EXERCISE INSTRUCTIONS
Scan the listing that follows and report how many lines contain "this". Write the number alone.

DATASET
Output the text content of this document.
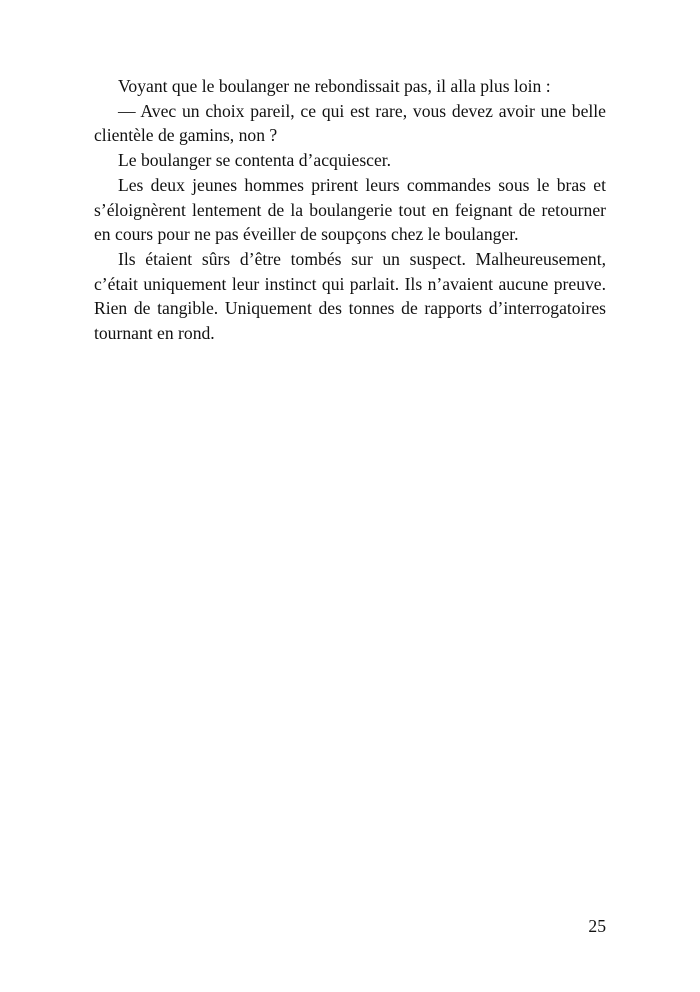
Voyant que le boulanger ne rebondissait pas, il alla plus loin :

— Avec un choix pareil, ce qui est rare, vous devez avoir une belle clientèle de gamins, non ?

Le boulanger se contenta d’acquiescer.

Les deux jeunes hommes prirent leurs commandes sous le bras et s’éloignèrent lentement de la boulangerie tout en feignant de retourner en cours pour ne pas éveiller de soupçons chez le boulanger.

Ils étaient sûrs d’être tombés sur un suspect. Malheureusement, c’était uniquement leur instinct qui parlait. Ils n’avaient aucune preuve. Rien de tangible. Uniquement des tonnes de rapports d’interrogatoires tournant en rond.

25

==

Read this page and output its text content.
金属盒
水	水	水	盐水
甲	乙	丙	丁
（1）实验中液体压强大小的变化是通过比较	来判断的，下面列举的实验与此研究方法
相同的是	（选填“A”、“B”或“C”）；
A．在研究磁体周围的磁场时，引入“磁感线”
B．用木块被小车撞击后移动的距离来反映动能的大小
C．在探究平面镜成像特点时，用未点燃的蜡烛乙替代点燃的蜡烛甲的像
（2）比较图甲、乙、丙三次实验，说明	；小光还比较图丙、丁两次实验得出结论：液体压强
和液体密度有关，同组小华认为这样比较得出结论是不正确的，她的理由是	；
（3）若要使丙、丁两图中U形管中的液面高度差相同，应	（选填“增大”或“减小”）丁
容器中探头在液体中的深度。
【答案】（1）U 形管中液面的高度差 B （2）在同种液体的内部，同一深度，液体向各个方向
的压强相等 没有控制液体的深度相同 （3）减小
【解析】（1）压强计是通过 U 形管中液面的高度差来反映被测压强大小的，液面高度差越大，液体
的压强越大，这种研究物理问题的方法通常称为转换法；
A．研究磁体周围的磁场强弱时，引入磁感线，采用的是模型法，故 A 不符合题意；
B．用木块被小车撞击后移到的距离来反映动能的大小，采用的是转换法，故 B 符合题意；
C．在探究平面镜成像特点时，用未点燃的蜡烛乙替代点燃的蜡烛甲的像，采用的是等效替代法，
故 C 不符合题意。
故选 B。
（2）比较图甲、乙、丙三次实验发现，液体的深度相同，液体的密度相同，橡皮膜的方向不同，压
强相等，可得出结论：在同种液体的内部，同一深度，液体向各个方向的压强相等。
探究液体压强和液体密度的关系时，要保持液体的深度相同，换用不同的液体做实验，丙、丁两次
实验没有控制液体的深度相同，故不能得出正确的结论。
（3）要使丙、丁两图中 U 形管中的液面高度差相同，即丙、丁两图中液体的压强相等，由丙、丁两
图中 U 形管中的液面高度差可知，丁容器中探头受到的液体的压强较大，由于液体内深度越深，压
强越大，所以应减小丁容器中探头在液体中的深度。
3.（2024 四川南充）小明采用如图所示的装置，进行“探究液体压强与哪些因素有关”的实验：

EXERCISE OUTPUT
2